** Begin Records to process **

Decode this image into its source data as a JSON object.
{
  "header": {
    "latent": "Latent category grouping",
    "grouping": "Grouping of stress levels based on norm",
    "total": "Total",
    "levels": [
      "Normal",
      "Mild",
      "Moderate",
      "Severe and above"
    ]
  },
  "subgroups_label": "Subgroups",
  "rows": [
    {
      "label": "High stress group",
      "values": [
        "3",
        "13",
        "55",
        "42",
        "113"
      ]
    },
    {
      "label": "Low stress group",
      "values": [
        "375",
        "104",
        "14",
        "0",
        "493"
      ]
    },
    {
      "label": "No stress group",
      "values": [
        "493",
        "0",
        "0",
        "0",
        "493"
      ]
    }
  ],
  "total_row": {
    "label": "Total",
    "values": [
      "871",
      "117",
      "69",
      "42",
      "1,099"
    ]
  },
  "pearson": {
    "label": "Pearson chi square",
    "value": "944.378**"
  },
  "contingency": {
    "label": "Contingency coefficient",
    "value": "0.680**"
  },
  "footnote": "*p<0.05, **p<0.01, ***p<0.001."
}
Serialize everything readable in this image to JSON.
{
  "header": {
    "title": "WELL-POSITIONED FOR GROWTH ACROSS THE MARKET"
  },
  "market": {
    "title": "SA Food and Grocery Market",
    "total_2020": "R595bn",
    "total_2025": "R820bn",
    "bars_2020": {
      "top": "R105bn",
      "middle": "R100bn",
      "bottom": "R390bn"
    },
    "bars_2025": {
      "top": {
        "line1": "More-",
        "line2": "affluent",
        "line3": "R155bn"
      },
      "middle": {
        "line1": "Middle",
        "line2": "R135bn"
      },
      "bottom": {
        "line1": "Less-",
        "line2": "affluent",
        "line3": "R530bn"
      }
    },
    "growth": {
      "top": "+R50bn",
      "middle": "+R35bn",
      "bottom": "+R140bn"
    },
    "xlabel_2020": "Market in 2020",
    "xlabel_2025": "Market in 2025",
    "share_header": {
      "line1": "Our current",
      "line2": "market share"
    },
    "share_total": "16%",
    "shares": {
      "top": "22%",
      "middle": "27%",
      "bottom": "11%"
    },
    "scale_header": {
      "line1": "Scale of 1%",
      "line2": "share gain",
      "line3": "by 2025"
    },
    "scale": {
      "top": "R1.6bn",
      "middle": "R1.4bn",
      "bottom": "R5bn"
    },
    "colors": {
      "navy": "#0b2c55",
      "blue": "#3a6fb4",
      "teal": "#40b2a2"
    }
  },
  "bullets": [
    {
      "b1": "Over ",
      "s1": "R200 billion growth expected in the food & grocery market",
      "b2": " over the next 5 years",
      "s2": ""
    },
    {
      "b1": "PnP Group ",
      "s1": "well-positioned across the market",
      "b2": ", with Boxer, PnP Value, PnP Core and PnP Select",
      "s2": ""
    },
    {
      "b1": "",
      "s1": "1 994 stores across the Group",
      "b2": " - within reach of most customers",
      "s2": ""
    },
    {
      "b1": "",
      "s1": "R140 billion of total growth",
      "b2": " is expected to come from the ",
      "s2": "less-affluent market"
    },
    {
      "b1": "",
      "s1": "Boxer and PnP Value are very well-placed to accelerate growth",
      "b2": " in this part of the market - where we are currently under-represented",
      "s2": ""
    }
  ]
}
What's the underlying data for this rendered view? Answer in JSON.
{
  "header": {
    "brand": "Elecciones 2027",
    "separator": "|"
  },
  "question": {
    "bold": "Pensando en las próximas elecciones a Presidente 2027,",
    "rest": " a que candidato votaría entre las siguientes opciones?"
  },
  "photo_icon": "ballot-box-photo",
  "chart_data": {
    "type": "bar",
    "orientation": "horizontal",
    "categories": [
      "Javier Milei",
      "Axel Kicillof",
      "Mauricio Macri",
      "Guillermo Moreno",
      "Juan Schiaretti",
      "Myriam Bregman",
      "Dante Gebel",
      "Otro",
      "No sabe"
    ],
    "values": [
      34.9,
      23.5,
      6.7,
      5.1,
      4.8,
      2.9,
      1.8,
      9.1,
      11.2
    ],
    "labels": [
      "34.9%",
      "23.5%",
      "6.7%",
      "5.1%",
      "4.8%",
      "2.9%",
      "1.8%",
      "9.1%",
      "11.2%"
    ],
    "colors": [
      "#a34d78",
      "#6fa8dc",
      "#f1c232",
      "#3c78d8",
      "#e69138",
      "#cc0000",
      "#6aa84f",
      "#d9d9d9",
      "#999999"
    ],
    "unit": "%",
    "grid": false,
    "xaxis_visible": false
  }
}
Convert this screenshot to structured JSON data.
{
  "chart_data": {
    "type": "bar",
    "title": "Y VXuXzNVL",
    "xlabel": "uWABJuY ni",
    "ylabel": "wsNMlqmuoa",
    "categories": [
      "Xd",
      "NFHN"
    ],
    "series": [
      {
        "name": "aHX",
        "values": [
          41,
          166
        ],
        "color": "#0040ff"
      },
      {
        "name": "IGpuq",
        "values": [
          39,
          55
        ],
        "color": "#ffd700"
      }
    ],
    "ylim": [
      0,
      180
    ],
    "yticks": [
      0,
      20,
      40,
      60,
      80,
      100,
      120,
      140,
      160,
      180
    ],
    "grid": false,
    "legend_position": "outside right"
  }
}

** End Records to process **

_What the task asks_:
Check each line of the entries for the string "billion". Copy the lines that have it.

_Exercise solution_:
      "s1": "R200 billion growth expected in the food & grocery market",
      "s1": "R140 billion of total growth",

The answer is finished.